-- BEGIN STORED RECORDS --

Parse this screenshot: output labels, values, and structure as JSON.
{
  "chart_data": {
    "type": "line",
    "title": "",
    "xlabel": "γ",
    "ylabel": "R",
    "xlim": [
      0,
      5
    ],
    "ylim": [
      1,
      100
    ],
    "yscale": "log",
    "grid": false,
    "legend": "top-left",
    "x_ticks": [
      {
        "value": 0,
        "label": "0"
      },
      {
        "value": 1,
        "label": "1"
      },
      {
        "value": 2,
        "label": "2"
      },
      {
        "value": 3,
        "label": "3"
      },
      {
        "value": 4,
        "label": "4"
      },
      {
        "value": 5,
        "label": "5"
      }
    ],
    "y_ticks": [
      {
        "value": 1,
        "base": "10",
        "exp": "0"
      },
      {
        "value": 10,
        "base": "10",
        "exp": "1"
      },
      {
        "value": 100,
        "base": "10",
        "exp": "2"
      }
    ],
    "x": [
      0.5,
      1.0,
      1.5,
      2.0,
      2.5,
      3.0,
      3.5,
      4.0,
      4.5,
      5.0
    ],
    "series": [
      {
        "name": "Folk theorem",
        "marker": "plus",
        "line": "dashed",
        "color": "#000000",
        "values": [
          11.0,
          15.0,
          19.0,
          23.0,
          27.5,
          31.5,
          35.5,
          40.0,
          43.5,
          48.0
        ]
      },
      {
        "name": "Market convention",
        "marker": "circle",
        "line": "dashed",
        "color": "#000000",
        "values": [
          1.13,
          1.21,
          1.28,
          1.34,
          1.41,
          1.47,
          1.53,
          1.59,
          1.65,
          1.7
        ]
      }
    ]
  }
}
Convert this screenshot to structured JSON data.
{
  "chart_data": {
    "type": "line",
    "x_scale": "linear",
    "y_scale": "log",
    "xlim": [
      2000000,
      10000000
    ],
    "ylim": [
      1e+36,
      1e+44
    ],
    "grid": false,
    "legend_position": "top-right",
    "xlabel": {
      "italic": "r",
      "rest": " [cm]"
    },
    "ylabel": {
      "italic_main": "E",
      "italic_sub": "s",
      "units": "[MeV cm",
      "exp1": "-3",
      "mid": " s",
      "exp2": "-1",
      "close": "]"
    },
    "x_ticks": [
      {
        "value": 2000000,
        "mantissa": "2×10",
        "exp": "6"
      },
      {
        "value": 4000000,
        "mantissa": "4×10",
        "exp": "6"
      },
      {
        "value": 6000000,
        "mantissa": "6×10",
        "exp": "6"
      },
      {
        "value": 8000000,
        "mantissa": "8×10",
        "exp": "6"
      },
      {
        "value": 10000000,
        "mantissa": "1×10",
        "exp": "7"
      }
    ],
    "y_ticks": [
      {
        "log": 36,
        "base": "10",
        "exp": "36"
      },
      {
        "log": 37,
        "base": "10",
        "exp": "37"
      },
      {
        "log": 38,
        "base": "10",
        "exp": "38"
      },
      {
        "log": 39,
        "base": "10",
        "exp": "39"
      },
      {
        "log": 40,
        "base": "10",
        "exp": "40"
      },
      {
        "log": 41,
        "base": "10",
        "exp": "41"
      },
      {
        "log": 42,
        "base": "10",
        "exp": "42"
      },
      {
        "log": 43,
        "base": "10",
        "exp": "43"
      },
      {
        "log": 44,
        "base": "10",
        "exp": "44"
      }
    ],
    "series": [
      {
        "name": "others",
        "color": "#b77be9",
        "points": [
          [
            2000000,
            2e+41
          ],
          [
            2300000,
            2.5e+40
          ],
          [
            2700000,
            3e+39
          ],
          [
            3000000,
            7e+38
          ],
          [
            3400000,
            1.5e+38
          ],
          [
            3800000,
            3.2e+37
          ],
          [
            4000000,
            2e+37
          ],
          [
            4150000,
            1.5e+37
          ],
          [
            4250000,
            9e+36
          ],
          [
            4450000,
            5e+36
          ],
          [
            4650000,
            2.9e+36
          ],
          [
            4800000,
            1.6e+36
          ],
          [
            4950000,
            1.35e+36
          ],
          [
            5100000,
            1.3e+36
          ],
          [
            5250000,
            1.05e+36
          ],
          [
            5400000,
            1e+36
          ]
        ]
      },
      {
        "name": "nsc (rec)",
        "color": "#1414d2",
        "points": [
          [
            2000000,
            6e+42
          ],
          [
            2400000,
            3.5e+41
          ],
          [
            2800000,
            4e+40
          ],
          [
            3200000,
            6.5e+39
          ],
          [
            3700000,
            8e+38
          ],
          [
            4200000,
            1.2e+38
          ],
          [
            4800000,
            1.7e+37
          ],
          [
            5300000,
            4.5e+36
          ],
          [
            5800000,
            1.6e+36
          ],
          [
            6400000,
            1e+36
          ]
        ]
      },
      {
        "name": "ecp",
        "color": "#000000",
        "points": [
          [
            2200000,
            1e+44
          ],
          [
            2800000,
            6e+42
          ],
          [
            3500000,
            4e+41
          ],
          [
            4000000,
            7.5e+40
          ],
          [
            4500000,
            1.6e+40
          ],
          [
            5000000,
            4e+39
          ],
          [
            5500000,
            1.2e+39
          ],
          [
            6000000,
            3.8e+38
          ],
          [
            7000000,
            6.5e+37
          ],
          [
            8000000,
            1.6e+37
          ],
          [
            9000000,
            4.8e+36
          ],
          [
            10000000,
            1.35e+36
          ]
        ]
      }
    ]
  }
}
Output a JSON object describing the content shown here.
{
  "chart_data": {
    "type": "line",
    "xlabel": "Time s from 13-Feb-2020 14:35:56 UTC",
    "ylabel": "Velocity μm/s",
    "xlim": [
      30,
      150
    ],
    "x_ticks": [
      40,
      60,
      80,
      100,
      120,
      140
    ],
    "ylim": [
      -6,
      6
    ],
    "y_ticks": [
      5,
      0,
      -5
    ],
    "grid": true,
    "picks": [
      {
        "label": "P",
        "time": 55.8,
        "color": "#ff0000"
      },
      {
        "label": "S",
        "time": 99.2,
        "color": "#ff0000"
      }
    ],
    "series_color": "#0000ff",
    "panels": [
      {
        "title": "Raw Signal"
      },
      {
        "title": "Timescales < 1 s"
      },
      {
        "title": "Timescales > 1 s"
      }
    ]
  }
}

-- END STORED RECORDS --

- _GIVEN REQUEST_
Repeat every entry exactly as written above.

- _EXERCISE ANSWER_
Parse this screenshot: output labels, values, and structure as JSON.
{
  "chart_data": {
    "type": "line",
    "title": "",
    "xlabel": "γ",
    "ylabel": "R",
    "xlim": [
      0,
      5
    ],
    "ylim": [
      1,
      100
    ],
    "yscale": "log",
    "grid": false,
    "legend": "top-left",
    "x_ticks": [
      {
        "value": 0,
        "label": "0"
      },
      {
        "value": 1,
        "label": "1"
      },
      {
        "value": 2,
        "label": "2"
      },
      {
        "value": 3,
        "label": "3"
      },
      {
        "value": 4,
        "label": "4"
      },
      {
        "value": 5,
        "label": "5"
      }
    ],
    "y_ticks": [
      {
        "value": 1,
        "base": "10",
        "exp": "0"
      },
      {
        "value": 10,
        "base": "10",
        "exp": "1"
      },
      {
        "value": 100,
        "base": "10",
        "exp": "2"
      }
    ],
    "x": [
      0.5,
      1.0,
      1.5,
      2.0,
      2.5,
      3.0,
      3.5,
      4.0,
      4.5,
      5.0
    ],
    "series": [
      {
        "name": "Folk theorem",
        "marker": "plus",
        "line": "dashed",
        "color": "#000000",
        "values": [
          11.0,
          15.0,
          19.0,
          23.0,
          27.5,
          31.5,
          35.5,
          40.0,
          43.5,
          48.0
        ]
      },
      {
        "name": "Market convention",
        "marker": "circle",
        "line": "dashed",
        "color": "#000000",
        "values": [
          1.13,
          1.21,
          1.28,
          1.34,
          1.41,
          1.47,
          1.53,
          1.59,
          1.65,
          1.7
        ]
      }
    ]
  }
}
Convert this screenshot to structured JSON data.
{
  "chart_data": {
    "type": "line",
    "x_scale": "linear",
    "y_scale": "log",
    "xlim": [
      2000000,
      10000000
    ],
    "ylim": [
      1e+36,
      1e+44
    ],
    "grid": false,
    "legend_position": "top-right",
    "xlabel": {
      "italic": "r",
      "rest": " [cm]"
    },
    "ylabel": {
      "italic_main": "E",
      "italic_sub": "s",
      "units": "[MeV cm",
      "exp1": "-3",
      "mid": " s",
      "exp2": "-1",
      "close": "]"
    },
    "x_ticks": [
      {
        "value": 2000000,
        "mantissa": "2×10",
        "exp": "6"
      },
      {
        "value": 4000000,
        "mantissa": "4×10",
        "exp": "6"
      },
      {
        "value": 6000000,
        "mantissa": "6×10",
        "exp": "6"
      },
      {
        "value": 8000000,
        "mantissa": "8×10",
        "exp": "6"
      },
      {
        "value": 10000000,
        "mantissa": "1×10",
        "exp": "7"
      }
    ],
    "y_ticks": [
      {
        "log": 36,
        "base": "10",
        "exp": "36"
      },
      {
        "log": 37,
        "base": "10",
        "exp": "37"
      },
      {
        "log": 38,
        "base": "10",
        "exp": "38"
      },
      {
        "log": 39,
        "base": "10",
        "exp": "39"
      },
      {
        "log": 40,
        "base": "10",
        "exp": "40"
      },
      {
        "log": 41,
        "base": "10",
        "exp": "41"
      },
      {
        "log": 42,
        "base": "10",
        "exp": "42"
      },
      {
        "log": 43,
        "base": "10",
        "exp": "43"
      },
      {
        "log": 44,
        "base": "10",
        "exp": "44"
      }
    ],
    "series": [
      {
        "name": "others",
        "color": "#b77be9",
        "points": [
          [
            2000000,
            2e+41
          ],
          [
            2300000,
            2.5e+40
          ],
          [
            2700000,
            3e+39
          ],
          [
            3000000,
            7e+38
          ],
          [
            3400000,
            1.5e+38
          ],
          [
            3800000,
            3.2e+37
          ],
          [
            4000000,
            2e+37
          ],
          [
            4150000,
            1.5e+37
          ],
          [
            4250000,
            9e+36
          ],
          [
            4450000,
            5e+36
          ],
          [
            4650000,
            2.9e+36
          ],
          [
            4800000,
            1.6e+36
          ],
          [
            4950000,
            1.35e+36
          ],
          [
            5100000,
            1.3e+36
          ],
          [
            5250000,
            1.05e+36
          ],
          [
            5400000,
            1e+36
          ]
        ]
      },
      {
        "name": "nsc (rec)",
        "color": "#1414d2",
        "points": [
          [
            2000000,
            6e+42
          ],
          [
            2400000,
            3.5e+41
          ],
          [
            2800000,
            4e+40
          ],
          [
            3200000,
            6.5e+39
          ],
          [
            3700000,
            8e+38
          ],
          [
            4200000,
            1.2e+38
          ],
          [
            4800000,
            1.7e+37
          ],
          [
            5300000,
            4.5e+36
          ],
          [
            5800000,
            1.6e+36
          ],
          [
            6400000,
            1e+36
          ]
        ]
      },
      {
        "name": "ecp",
        "color": "#000000",
        "points": [
          [
            2200000,
            1e+44
          ],
          [
            2800000,
            6e+42
          ],
          [
            3500000,
            4e+41
          ],
          [
            4000000,
            7.5e+40
          ],
          [
            4500000,
            1.6e+40
          ],
          [
            5000000,
            4e+39
          ],
          [
            5500000,
            1.2e+39
          ],
          [
            6000000,
            3.8e+38
          ],
          [
            7000000,
            6.5e+37
          ],
          [
            8000000,
            1.6e+37
          ],
          [
            9000000,
            4.8e+36
          ],
          [
            10000000,
            1.35e+36
          ]
        ]
      }
    ]
  }
}
Output a JSON object describing the content shown here.
{
  "chart_data": {
    "type": "line",
    "xlabel": "Time s from 13-Feb-2020 14:35:56 UTC",
    "ylabel": "Velocity μm/s",
    "xlim": [
      30,
      150
    ],
    "x_ticks": [
      40,
      60,
      80,
      100,
      120,
      140
    ],
    "ylim": [
      -6,
      6
    ],
    "y_ticks": [
      5,
      0,
      -5
    ],
    "grid": true,
    "picks": [
      {
        "label": "P",
        "time": 55.8,
        "color": "#ff0000"
      },
      {
        "label": "S",
        "time": 99.2,
        "color": "#ff0000"
      }
    ],
    "series_color": "#0000ff",
    "panels": [
      {
        "title": "Raw Signal"
      },
      {
        "title": "Timescales < 1 s"
      },
      {
        "title": "Timescales > 1 s"
      }
    ]
  }
}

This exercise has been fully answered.